-- EXERCISE PROMPT --
Output an exact reproduction of the data.

==== MATERIAL FOR THIS TASK ====

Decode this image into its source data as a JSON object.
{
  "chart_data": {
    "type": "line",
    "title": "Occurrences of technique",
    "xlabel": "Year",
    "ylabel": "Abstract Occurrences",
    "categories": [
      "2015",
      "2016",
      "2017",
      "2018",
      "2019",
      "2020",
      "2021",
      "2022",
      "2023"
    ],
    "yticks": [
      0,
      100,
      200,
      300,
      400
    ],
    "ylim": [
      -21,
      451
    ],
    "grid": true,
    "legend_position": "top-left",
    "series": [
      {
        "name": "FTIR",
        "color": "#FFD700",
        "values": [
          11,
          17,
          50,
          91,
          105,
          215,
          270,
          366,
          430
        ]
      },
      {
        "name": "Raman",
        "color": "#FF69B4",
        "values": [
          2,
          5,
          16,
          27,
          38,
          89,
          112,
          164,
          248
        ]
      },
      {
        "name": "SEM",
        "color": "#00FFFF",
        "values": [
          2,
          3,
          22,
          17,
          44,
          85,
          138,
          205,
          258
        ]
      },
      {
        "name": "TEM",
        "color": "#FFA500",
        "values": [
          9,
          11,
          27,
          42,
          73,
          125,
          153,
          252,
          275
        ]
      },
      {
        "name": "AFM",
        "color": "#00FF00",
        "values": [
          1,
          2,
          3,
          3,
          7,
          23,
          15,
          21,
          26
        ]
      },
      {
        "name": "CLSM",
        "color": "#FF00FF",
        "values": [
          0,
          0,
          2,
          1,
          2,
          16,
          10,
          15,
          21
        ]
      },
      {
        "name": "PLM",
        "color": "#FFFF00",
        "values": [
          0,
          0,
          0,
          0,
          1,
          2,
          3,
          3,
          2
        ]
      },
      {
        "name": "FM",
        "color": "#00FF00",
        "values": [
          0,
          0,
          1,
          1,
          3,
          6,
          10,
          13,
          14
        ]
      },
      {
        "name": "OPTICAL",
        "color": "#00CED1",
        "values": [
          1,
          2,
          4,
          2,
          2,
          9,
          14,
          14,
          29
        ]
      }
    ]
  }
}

====

-- REPLY --
Decode this image into its source data as a JSON object.
{
  "chart_data": {
    "type": "line",
    "title": "Occurrences of technique",
    "xlabel": "Year",
    "ylabel": "Abstract Occurrences",
    "categories": [
      "2015",
      "2016",
      "2017",
      "2018",
      "2019",
      "2020",
      "2021",
      "2022",
      "2023"
    ],
    "yticks": [
      0,
      100,
      200,
      300,
      400
    ],
    "ylim": [
      -21,
      451
    ],
    "grid": true,
    "legend_position": "top-left",
    "series": [
      {
        "name": "FTIR",
        "color": "#FFD700",
        "values": [
          11,
          17,
          50,
          91,
          105,
          215,
          270,
          366,
          430
        ]
      },
      {
        "name": "Raman",
        "color": "#FF69B4",
        "values": [
          2,
          5,
          16,
          27,
          38,
          89,
          112,
          164,
          248
        ]
      },
      {
        "name": "SEM",
        "color": "#00FFFF",
        "values": [
          2,
          3,
          22,
          17,
          44,
          85,
          138,
          205,
          258
        ]
      },
      {
        "name": "TEM",
        "color": "#FFA500",
        "values": [
          9,
          11,
          27,
          42,
          73,
          125,
          153,
          252,
          275
        ]
      },
      {
        "name": "AFM",
        "color": "#00FF00",
        "values": [
          1,
          2,
          3,
          3,
          7,
          23,
          15,
          21,
          26
        ]
      },
      {
        "name": "CLSM",
        "color": "#FF00FF",
        "values": [
          0,
          0,
          2,
          1,
          2,
          16,
          10,
          15,
          21
        ]
      },
      {
        "name": "PLM",
        "color": "#FFFF00",
        "values": [
          0,
          0,
          0,
          0,
          1,
          2,
          3,
          3,
          2
        ]
      },
      {
        "name": "FM",
        "color": "#00FF00",
        "values": [
          0,
          0,
          1,
          1,
          3,
          6,
          10,
          13,
          14
        ]
      },
      {
        "name": "OPTICAL",
        "color": "#00CED1",
        "values": [
          1,
          2,
          4,
          2,
          2,
          9,
          14,
          14,
          29
        ]
      }
    ]
  }
}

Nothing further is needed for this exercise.